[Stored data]
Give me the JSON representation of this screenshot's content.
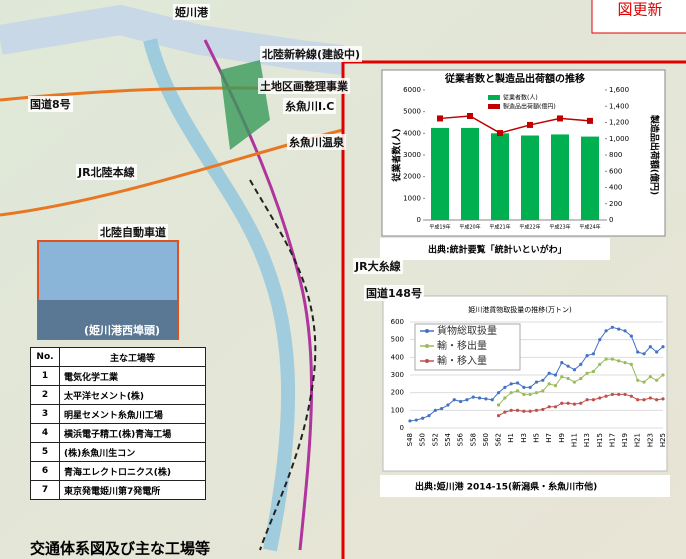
{
  "header": {
    "title": "交通体系図及び主な工場等",
    "stamp": "図更新"
  },
  "map": {
    "labels": [
      "姫川港",
      "北陸新幹線(建設中)",
      "土地区画整理事業",
      "国道8号",
      "糸魚川I.C",
      "JR北陸本線",
      "糸魚川温泉",
      "北陸自動車道",
      "JR大糸線",
      "国道148号"
    ],
    "photo_caption": "(姫川港西埠頭)"
  },
  "table": {
    "header": [
      "No.",
      "主な工場等"
    ],
    "rows": [
      [
        "1",
        "電気化学工業"
      ],
      [
        "2",
        "太平洋セメント(株)"
      ],
      [
        "3",
        "明星セメント糸魚川工場"
      ],
      [
        "4",
        "横浜電子精工(株)青海工場"
      ],
      [
        "5",
        "(株)糸魚川生コン"
      ],
      [
        "6",
        "青海エレクトロニクス(株)"
      ],
      [
        "7",
        "東京発電姫川第7発電所"
      ]
    ]
  },
  "chart_data": [
    {
      "type": "bar",
      "title": "従業者数と製造品出荷額の推移",
      "categories": [
        "平成19年",
        "平成20年",
        "平成21年",
        "平成22年",
        "平成23年",
        "平成24年"
      ],
      "series": [
        {
          "name": "従業者数(人)",
          "color": "#00b050",
          "values": [
            4250,
            4250,
            4000,
            3900,
            3950,
            3850
          ]
        },
        {
          "name": "製造品出荷額(億円)",
          "color": "#c00000",
          "type": "line",
          "axis": "y2",
          "values": [
            1250,
            1280,
            1070,
            1170,
            1250,
            1220
          ]
        }
      ],
      "ylabel": "従業者数(人)",
      "y2label": "製造品出荷額(億円)",
      "ylim": [
        0,
        6000
      ],
      "yticks": [
        0,
        1000,
        2000,
        3000,
        4000,
        5000,
        6000
      ],
      "y2lim": [
        0,
        1600
      ],
      "y2ticks": [
        0,
        200,
        400,
        600,
        800,
        {
          "value": 1000,
          "label": "1,000"
        },
        {
          "value": 1200,
          "label": "1,200"
        },
        {
          "value": 1400,
          "label": "1,400"
        },
        {
          "value": 1600,
          "label": "1,600"
        }
      ],
      "source": "出典:統計要覧「統計いといがわ」"
    },
    {
      "type": "line",
      "title": "姫川港貨物取扱量の推移(万トン)",
      "categories": [
        "S48",
        null,
        "S50",
        null,
        "S52",
        null,
        "S54",
        null,
        "S56",
        null,
        "S58",
        null,
        "S60",
        null,
        "S62",
        null,
        "H1",
        null,
        "H3",
        null,
        "H5",
        null,
        "H7",
        null,
        "H9",
        null,
        "H11",
        null,
        "H13",
        null,
        "H15",
        null,
        "H17",
        null,
        "H19",
        null,
        "H21",
        null,
        "H23",
        null,
        "H25"
      ],
      "series": [
        {
          "name": "貨物総取扱量",
          "color": "#4472c4",
          "values": [
            40,
            45,
            55,
            70,
            100,
            110,
            130,
            160,
            150,
            160,
            175,
            170,
            165,
            160,
            200,
            230,
            250,
            255,
            230,
            230,
            260,
            270,
            310,
            300,
            370,
            350,
            330,
            360,
            410,
            420,
            500,
            550,
            570,
            560,
            550,
            520,
            430,
            420,
            460,
            430,
            460
          ]
        },
        {
          "name": "輸・移出量",
          "color": "#9bbb59",
          "values": [
            null,
            null,
            null,
            null,
            null,
            null,
            null,
            null,
            null,
            null,
            null,
            null,
            null,
            null,
            130,
            170,
            200,
            210,
            190,
            190,
            200,
            210,
            250,
            240,
            290,
            280,
            260,
            280,
            310,
            320,
            360,
            390,
            390,
            380,
            370,
            360,
            270,
            260,
            290,
            270,
            300
          ]
        },
        {
          "name": "輸・移入量",
          "color": "#c0504d",
          "values": [
            null,
            null,
            null,
            null,
            null,
            null,
            null,
            null,
            null,
            null,
            null,
            null,
            null,
            null,
            70,
            90,
            100,
            100,
            95,
            95,
            100,
            105,
            120,
            120,
            140,
            140,
            135,
            140,
            160,
            160,
            170,
            180,
            190,
            190,
            190,
            180,
            160,
            160,
            170,
            160,
            165
          ]
        }
      ],
      "ylim": [
        0,
        600
      ],
      "yticks": [
        0,
        100,
        200,
        300,
        400,
        500,
        600
      ],
      "grid": true,
      "source": "出典:姫川港 2014-15(新潟県・糸魚川市他)"
    }
  ]
}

Task requirements - Retype each record exactly as it stands, but do not include the pictures.

Solution to this exercise -
Give me the JSON representation of this screenshot's content.
{
  "header": {
    "title": "交通体系図及び主な工場等",
    "stamp": "図更新"
  },
  "map": {
    "labels": [
      "姫川港",
      "北陸新幹線(建設中)",
      "土地区画整理事業",
      "国道8号",
      "糸魚川I.C",
      "JR北陸本線",
      "糸魚川温泉",
      "北陸自動車道",
      "JR大糸線",
      "国道148号"
    ],
    "photo_caption": "(姫川港西埠頭)"
  },
  "table": {
    "header": [
      "No.",
      "主な工場等"
    ],
    "rows": [
      [
        "1",
        "電気化学工業"
      ],
      [
        "2",
        "太平洋セメント(株)"
      ],
      [
        "3",
        "明星セメント糸魚川工場"
      ],
      [
        "4",
        "横浜電子精工(株)青海工場"
      ],
      [
        "5",
        "(株)糸魚川生コン"
      ],
      [
        "6",
        "青海エレクトロニクス(株)"
      ],
      [
        "7",
        "東京発電姫川第7発電所"
      ]
    ]
  },
  "chart_data": [
    {
      "type": "bar",
      "title": "従業者数と製造品出荷額の推移",
      "categories": [
        "平成19年",
        "平成20年",
        "平成21年",
        "平成22年",
        "平成23年",
        "平成24年"
      ],
      "series": [
        {
          "name": "従業者数(人)",
          "color": "#00b050",
          "values": [
            4250,
            4250,
            4000,
            3900,
            3950,
            3850
          ]
        },
        {
          "name": "製造品出荷額(億円)",
          "color": "#c00000",
          "type": "line",
          "axis": "y2",
          "values": [
            1250,
            1280,
            1070,
            1170,
            1250,
            1220
          ]
        }
      ],
      "ylabel": "従業者数(人)",
      "y2label": "製造品出荷額(億円)",
      "ylim": [
        0,
        6000
      ],
      "yticks": [
        0,
        1000,
        2000,
        3000,
        4000,
        5000,
        6000
      ],
      "y2lim": [
        0,
        1600
      ],
      "y2ticks": [
        0,
        200,
        400,
        600,
        800,
        {
          "value": 1000,
          "label": "1,000"
        },
        {
          "value": 1200,
          "label": "1,200"
        },
        {
          "value": 1400,
          "label": "1,400"
        },
        {
          "value": 1600,
          "label": "1,600"
        }
      ],
      "source": "出典:統計要覧「統計いといがわ」"
    },
    {
      "type": "line",
      "title": "姫川港貨物取扱量の推移(万トン)",
      "categories": [
        "S48",
        null,
        "S50",
        null,
        "S52",
        null,
        "S54",
        null,
        "S56",
        null,
        "S58",
        null,
        "S60",
        null,
        "S62",
        null,
        "H1",
        null,
        "H3",
        null,
        "H5",
        null,
        "H7",
        null,
        "H9",
        null,
        "H11",
        null,
        "H13",
        null,
        "H15",
        null,
        "H17",
        null,
        "H19",
        null,
        "H21",
        null,
        "H23",
        null,
        "H25"
      ],
      "series": [
        {
          "name": "貨物総取扱量",
          "color": "#4472c4",
          "values": [
            40,
            45,
            55,
            70,
            100,
            110,
            130,
            160,
            150,
            160,
            175,
            170,
            165,
            160,
            200,
            230,
            250,
            255,
            230,
            230,
            260,
            270,
            310,
            300,
            370,
            350,
            330,
            360,
            410,
            420,
            500,
            550,
            570,
            560,
            550,
            520,
            430,
            420,
            460,
            430,
            460
          ]
        },
        {
          "name": "輸・移出量",
          "color": "#9bbb59",
          "values": [
            null,
            null,
            null,
            null,
            null,
            null,
            null,
            null,
            null,
            null,
            null,
            null,
            null,
            null,
            130,
            170,
            200,
            210,
            190,
            190,
            200,
            210,
            250,
            240,
            290,
            280,
            260,
            280,
            310,
            320,
            360,
            390,
            390,
            380,
            370,
            360,
            270,
            260,
            290,
            270,
            300
          ]
        },
        {
          "name": "輸・移入量",
          "color": "#c0504d",
          "values": [
            null,
            null,
            null,
            null,
            null,
            null,
            null,
            null,
            null,
            null,
            null,
            null,
            null,
            null,
            70,
            90,
            100,
            100,
            95,
            95,
            100,
            105,
            120,
            120,
            140,
            140,
            135,
            140,
            160,
            160,
            170,
            180,
            190,
            190,
            190,
            180,
            160,
            160,
            170,
            160,
            165
          ]
        }
      ],
      "ylim": [
        0,
        600
      ],
      "yticks": [
        0,
        100,
        200,
        300,
        400,
        500,
        600
      ],
      "grid": true,
      "source": "出典:姫川港 2014-15(新潟県・糸魚川市他)"
    }
  ]
}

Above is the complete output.